Given request: Every line of the records below should be restated exactly.

Recorded data
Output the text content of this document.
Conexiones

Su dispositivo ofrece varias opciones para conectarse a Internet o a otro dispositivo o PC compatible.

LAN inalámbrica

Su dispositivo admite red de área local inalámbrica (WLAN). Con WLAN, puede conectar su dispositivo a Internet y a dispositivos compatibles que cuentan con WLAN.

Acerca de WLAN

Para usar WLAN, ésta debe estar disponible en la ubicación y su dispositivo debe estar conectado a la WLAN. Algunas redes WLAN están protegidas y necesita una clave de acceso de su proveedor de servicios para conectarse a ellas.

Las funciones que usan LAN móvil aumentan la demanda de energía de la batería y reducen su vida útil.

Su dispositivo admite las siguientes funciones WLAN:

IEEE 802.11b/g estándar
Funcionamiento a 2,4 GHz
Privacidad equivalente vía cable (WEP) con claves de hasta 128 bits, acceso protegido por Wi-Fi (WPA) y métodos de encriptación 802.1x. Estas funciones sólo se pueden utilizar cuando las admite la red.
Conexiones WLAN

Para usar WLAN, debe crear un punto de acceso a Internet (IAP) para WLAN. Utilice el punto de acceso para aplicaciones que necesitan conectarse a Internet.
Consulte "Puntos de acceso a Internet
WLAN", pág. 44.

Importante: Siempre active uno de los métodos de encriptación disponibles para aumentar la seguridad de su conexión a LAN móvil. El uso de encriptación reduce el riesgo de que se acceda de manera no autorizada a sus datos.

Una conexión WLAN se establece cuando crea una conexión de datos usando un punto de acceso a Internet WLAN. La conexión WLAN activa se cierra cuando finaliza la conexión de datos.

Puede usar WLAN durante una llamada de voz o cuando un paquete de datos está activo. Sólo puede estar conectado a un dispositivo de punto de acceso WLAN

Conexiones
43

Response to the exercise:
Output the text content of this document.
Conexiones

Su dispositivo ofrece varias opciones para conectarse a Internet o a otro dispositivo o PC compatible.

LAN inalámbrica

Su dispositivo admite red de área local inalámbrica (WLAN). Con WLAN, puede conectar su dispositivo a Internet y a dispositivos compatibles que cuentan con WLAN.

Acerca de WLAN

Para usar WLAN, ésta debe estar disponible en la ubicación y su dispositivo debe estar conectado a la WLAN. Algunas redes WLAN están protegidas y necesita una clave de acceso de su proveedor de servicios para conectarse a ellas.

Las funciones que usan LAN móvil aumentan la demanda de energía de la batería y reducen su vida útil.

Su dispositivo admite las siguientes funciones WLAN:

IEEE 802.11b/g estándar
Funcionamiento a 2,4 GHz
Privacidad equivalente vía cable (WEP) con claves de hasta 128 bits, acceso protegido por Wi-Fi (WPA) y métodos de encriptación 802.1x. Estas funciones sólo se pueden utilizar cuando las admite la red.
Conexiones WLAN

Para usar WLAN, debe crear un punto de acceso a Internet (IAP) para WLAN. Utilice el punto de acceso para aplicaciones que necesitan conectarse a Internet.
Consulte "Puntos de acceso a Internet
WLAN", pág. 44.

Importante: Siempre active uno de los métodos de encriptación disponibles para aumentar la seguridad de su conexión a LAN móvil. El uso de encriptación reduce el riesgo de que se acceda de manera no autorizada a sus datos.

Una conexión WLAN se establece cuando crea una conexión de datos usando un punto de acceso a Internet WLAN. La conexión WLAN activa se cierra cuando finaliza la conexión de datos.

Puede usar WLAN durante una llamada de voz o cuando un paquete de datos está activo. Sólo puede estar conectado a un dispositivo de punto de acceso WLAN

Conexiones
43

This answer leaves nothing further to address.